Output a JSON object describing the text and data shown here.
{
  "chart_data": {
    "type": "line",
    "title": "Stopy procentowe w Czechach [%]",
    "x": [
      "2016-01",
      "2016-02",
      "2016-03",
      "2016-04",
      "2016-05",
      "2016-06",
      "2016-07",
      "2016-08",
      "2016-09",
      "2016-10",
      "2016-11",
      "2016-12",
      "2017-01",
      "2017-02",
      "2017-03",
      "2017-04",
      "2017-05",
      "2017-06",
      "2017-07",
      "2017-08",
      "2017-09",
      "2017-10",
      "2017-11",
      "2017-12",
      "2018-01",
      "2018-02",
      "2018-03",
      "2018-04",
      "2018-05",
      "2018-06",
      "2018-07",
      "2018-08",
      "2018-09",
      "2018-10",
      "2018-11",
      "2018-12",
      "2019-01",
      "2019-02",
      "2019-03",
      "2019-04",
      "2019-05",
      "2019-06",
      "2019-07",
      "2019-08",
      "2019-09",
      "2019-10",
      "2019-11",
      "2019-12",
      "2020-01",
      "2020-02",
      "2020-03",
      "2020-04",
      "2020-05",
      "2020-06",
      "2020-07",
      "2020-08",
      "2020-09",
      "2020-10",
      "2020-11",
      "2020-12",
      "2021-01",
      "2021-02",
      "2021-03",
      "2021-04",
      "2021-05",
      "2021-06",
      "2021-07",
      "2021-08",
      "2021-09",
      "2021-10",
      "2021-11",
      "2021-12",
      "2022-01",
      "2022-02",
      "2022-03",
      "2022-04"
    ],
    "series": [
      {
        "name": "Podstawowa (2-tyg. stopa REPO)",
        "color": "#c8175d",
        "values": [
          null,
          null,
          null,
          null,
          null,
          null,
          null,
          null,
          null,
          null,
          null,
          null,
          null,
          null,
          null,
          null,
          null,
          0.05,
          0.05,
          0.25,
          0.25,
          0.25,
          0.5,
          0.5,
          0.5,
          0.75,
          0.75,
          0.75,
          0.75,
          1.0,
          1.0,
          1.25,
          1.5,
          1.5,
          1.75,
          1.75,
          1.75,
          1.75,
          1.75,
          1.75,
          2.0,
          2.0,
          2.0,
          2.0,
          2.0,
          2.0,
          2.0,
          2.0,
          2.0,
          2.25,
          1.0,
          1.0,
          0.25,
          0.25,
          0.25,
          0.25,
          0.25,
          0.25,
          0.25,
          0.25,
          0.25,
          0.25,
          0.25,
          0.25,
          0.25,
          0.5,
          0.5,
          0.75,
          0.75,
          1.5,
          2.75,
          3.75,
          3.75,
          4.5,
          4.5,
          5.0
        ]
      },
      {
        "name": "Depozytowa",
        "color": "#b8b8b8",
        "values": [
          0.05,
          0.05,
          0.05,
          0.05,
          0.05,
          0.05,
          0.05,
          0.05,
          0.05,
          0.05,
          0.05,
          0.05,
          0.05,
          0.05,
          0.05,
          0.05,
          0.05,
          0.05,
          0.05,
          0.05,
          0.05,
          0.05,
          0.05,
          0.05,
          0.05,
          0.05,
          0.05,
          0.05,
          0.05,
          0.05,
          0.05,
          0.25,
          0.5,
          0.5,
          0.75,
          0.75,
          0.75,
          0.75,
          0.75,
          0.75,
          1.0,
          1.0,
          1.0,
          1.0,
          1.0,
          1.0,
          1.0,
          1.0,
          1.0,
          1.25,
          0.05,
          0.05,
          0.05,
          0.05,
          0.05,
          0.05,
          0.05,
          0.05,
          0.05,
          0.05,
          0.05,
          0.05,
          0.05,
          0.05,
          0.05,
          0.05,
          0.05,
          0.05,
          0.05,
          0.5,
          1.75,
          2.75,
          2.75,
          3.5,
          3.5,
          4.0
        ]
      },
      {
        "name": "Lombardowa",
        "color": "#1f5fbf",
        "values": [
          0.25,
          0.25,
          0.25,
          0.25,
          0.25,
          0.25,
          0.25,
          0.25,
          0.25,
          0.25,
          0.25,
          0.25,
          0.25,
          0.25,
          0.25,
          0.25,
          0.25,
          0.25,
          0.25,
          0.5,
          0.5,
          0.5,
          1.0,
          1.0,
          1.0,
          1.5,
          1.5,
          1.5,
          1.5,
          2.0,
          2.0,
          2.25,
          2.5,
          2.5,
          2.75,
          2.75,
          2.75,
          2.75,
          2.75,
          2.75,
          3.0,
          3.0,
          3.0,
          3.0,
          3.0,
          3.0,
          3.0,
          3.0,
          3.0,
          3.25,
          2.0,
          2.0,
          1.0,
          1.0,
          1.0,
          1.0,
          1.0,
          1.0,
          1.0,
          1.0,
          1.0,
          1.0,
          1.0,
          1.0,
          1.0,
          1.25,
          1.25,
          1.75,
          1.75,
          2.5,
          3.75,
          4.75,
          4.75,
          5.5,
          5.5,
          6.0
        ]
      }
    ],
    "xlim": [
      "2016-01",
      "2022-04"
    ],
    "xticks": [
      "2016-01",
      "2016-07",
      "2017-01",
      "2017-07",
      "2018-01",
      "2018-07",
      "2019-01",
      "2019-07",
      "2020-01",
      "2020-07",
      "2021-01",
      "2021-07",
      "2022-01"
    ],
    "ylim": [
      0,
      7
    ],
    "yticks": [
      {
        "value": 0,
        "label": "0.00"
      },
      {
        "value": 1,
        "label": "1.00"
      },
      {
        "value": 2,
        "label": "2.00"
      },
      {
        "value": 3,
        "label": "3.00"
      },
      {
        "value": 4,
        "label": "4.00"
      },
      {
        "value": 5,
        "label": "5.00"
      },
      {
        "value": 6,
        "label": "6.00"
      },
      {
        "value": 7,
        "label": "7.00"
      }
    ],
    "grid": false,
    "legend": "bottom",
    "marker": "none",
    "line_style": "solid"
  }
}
———
Every line of the material must be returned exactly as it appears.

FINISHED ANSWER
Output a JSON object describing the text and data shown here.
{
  "chart_data": {
    "type": "line",
    "title": "Stopy procentowe w Czechach [%]",
    "x": [
      "2016-01",
      "2016-02",
      "2016-03",
      "2016-04",
      "2016-05",
      "2016-06",
      "2016-07",
      "2016-08",
      "2016-09",
      "2016-10",
      "2016-11",
      "2016-12",
      "2017-01",
      "2017-02",
      "2017-03",
      "2017-04",
      "2017-05",
      "2017-06",
      "2017-07",
      "2017-08",
      "2017-09",
      "2017-10",
      "2017-11",
      "2017-12",
      "2018-01",
      "2018-02",
      "2018-03",
      "2018-04",
      "2018-05",
      "2018-06",
      "2018-07",
      "2018-08",
      "2018-09",
      "2018-10",
      "2018-11",
      "2018-12",
      "2019-01",
      "2019-02",
      "2019-03",
      "2019-04",
      "2019-05",
      "2019-06",
      "2019-07",
      "2019-08",
      "2019-09",
      "2019-10",
      "2019-11",
      "2019-12",
      "2020-01",
      "2020-02",
      "2020-03",
      "2020-04",
      "2020-05",
      "2020-06",
      "2020-07",
      "2020-08",
      "2020-09",
      "2020-10",
      "2020-11",
      "2020-12",
      "2021-01",
      "2021-02",
      "2021-03",
      "2021-04",
      "2021-05",
      "2021-06",
      "2021-07",
      "2021-08",
      "2021-09",
      "2021-10",
      "2021-11",
      "2021-12",
      "2022-01",
      "2022-02",
      "2022-03",
      "2022-04"
    ],
    "series": [
      {
        "name": "Podstawowa (2-tyg. stopa REPO)",
        "color": "#c8175d",
        "values": [
          null,
          null,
          null,
          null,
          null,
          null,
          null,
          null,
          null,
          null,
          null,
          null,
          null,
          null,
          null,
          null,
          null,
          0.05,
          0.05,
          0.25,
          0.25,
          0.25,
          0.5,
          0.5,
          0.5,
          0.75,
          0.75,
          0.75,
          0.75,
          1.0,
          1.0,
          1.25,
          1.5,
          1.5,
          1.75,
          1.75,
          1.75,
          1.75,
          1.75,
          1.75,
          2.0,
          2.0,
          2.0,
          2.0,
          2.0,
          2.0,
          2.0,
          2.0,
          2.0,
          2.25,
          1.0,
          1.0,
          0.25,
          0.25,
          0.25,
          0.25,
          0.25,
          0.25,
          0.25,
          0.25,
          0.25,
          0.25,
          0.25,
          0.25,
          0.25,
          0.5,
          0.5,
          0.75,
          0.75,
          1.5,
          2.75,
          3.75,
          3.75,
          4.5,
          4.5,
          5.0
        ]
      },
      {
        "name": "Depozytowa",
        "color": "#b8b8b8",
        "values": [
          0.05,
          0.05,
          0.05,
          0.05,
          0.05,
          0.05,
          0.05,
          0.05,
          0.05,
          0.05,
          0.05,
          0.05,
          0.05,
          0.05,
          0.05,
          0.05,
          0.05,
          0.05,
          0.05,
          0.05,
          0.05,
          0.05,
          0.05,
          0.05,
          0.05,
          0.05,
          0.05,
          0.05,
          0.05,
          0.05,
          0.05,
          0.25,
          0.5,
          0.5,
          0.75,
          0.75,
          0.75,
          0.75,
          0.75,
          0.75,
          1.0,
          1.0,
          1.0,
          1.0,
          1.0,
          1.0,
          1.0,
          1.0,
          1.0,
          1.25,
          0.05,
          0.05,
          0.05,
          0.05,
          0.05,
          0.05,
          0.05,
          0.05,
          0.05,
          0.05,
          0.05,
          0.05,
          0.05,
          0.05,
          0.05,
          0.05,
          0.05,
          0.05,
          0.05,
          0.5,
          1.75,
          2.75,
          2.75,
          3.5,
          3.5,
          4.0
        ]
      },
      {
        "name": "Lombardowa",
        "color": "#1f5fbf",
        "values": [
          0.25,
          0.25,
          0.25,
          0.25,
          0.25,
          0.25,
          0.25,
          0.25,
          0.25,
          0.25,
          0.25,
          0.25,
          0.25,
          0.25,
          0.25,
          0.25,
          0.25,
          0.25,
          0.25,
          0.5,
          0.5,
          0.5,
          1.0,
          1.0,
          1.0,
          1.5,
          1.5,
          1.5,
          1.5,
          2.0,
          2.0,
          2.25,
          2.5,
          2.5,
          2.75,
          2.75,
          2.75,
          2.75,
          2.75,
          2.75,
          3.0,
          3.0,
          3.0,
          3.0,
          3.0,
          3.0,
          3.0,
          3.0,
          3.0,
          3.25,
          2.0,
          2.0,
          1.0,
          1.0,
          1.0,
          1.0,
          1.0,
          1.0,
          1.0,
          1.0,
          1.0,
          1.0,
          1.0,
          1.0,
          1.0,
          1.25,
          1.25,
          1.75,
          1.75,
          2.5,
          3.75,
          4.75,
          4.75,
          5.5,
          5.5,
          6.0
        ]
      }
    ],
    "xlim": [
      "2016-01",
      "2022-04"
    ],
    "xticks": [
      "2016-01",
      "2016-07",
      "2017-01",
      "2017-07",
      "2018-01",
      "2018-07",
      "2019-01",
      "2019-07",
      "2020-01",
      "2020-07",
      "2021-01",
      "2021-07",
      "2022-01"
    ],
    "ylim": [
      0,
      7
    ],
    "yticks": [
      {
        "value": 0,
        "label": "0.00"
      },
      {
        "value": 1,
        "label": "1.00"
      },
      {
        "value": 2,
        "label": "2.00"
      },
      {
        "value": 3,
        "label": "3.00"
      },
      {
        "value": 4,
        "label": "4.00"
      },
      {
        "value": 5,
        "label": "5.00"
      },
      {
        "value": 6,
        "label": "6.00"
      },
      {
        "value": 7,
        "label": "7.00"
      }
    ],
    "grid": false,
    "legend": "bottom",
    "marker": "none",
    "line_style": "solid"
  }
}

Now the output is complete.